## GIVEN INFORMATION:
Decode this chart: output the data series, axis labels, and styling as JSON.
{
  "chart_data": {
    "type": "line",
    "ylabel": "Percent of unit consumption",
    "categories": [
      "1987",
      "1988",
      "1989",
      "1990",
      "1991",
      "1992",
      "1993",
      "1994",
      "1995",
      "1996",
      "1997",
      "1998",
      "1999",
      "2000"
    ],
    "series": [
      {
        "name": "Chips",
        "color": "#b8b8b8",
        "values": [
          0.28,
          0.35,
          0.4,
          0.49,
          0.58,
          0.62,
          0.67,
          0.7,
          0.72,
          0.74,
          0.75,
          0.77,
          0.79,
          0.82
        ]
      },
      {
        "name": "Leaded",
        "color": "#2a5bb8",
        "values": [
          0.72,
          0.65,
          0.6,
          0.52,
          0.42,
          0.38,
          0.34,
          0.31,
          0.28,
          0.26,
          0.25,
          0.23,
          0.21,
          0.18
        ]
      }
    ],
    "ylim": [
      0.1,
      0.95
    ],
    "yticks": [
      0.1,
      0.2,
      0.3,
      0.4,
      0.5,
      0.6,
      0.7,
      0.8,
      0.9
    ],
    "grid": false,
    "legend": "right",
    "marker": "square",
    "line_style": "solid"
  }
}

...

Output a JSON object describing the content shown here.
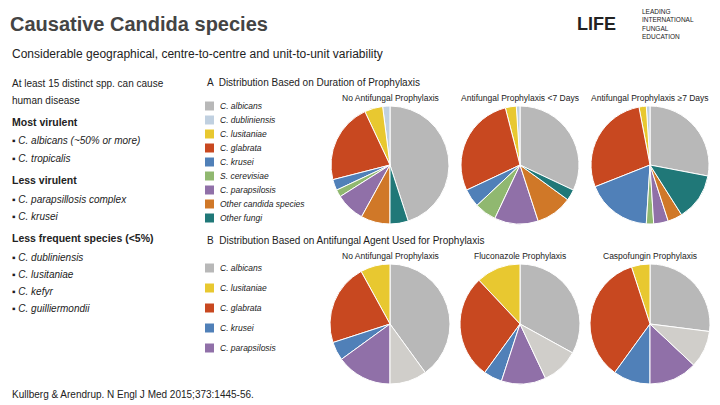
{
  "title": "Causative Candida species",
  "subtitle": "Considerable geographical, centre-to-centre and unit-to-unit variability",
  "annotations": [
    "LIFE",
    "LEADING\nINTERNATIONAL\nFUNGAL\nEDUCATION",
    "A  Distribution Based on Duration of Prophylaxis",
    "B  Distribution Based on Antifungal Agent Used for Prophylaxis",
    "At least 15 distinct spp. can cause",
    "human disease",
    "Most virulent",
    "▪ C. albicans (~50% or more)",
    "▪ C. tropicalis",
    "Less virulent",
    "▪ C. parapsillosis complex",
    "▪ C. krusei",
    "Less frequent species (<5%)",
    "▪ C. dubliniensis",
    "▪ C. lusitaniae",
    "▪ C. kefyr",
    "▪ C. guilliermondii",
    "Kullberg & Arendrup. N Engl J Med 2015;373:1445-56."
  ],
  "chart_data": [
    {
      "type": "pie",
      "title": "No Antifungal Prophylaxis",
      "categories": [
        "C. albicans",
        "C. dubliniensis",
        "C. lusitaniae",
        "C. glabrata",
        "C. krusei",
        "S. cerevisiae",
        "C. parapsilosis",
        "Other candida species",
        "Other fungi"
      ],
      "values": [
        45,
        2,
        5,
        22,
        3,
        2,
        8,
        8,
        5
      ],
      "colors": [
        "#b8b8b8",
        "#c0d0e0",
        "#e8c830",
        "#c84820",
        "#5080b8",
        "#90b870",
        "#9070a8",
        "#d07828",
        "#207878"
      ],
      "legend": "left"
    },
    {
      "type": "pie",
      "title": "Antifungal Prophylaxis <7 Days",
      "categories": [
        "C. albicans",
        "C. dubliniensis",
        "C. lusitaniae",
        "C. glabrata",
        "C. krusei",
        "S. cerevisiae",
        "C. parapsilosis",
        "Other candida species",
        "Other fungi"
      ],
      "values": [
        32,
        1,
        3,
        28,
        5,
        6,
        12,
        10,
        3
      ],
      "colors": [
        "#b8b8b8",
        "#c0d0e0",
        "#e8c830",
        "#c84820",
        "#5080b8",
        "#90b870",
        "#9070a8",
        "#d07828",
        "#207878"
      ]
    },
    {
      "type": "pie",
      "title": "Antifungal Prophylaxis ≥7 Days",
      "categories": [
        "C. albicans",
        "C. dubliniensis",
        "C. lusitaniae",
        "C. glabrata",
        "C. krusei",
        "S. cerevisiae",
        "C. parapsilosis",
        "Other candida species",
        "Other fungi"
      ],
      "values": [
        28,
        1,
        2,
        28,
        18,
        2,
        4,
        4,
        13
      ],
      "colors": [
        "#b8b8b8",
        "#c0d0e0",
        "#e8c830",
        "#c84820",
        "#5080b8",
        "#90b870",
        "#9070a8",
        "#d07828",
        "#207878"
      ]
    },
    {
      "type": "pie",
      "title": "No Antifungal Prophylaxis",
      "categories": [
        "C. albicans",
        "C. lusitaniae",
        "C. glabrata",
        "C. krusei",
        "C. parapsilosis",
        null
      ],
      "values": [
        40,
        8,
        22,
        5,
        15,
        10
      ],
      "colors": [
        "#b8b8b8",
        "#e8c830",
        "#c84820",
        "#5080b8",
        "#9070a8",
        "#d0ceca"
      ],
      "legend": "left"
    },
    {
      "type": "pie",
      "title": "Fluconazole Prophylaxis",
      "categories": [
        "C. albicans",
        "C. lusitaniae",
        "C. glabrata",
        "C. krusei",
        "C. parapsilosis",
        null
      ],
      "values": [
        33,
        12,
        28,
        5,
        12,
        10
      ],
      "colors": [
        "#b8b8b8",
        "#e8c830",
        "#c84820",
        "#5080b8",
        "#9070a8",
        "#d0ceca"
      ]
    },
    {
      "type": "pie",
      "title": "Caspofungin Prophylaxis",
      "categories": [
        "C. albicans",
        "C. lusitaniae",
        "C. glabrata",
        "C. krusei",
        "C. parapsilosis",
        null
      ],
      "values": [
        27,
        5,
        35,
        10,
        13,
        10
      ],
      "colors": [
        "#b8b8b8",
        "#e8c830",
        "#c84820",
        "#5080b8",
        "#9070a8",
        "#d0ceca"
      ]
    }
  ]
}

## EXERCISE:
Give only the number of lines in the records that include the word "Prophylaxis".

## SOLVED PROBLEM:
8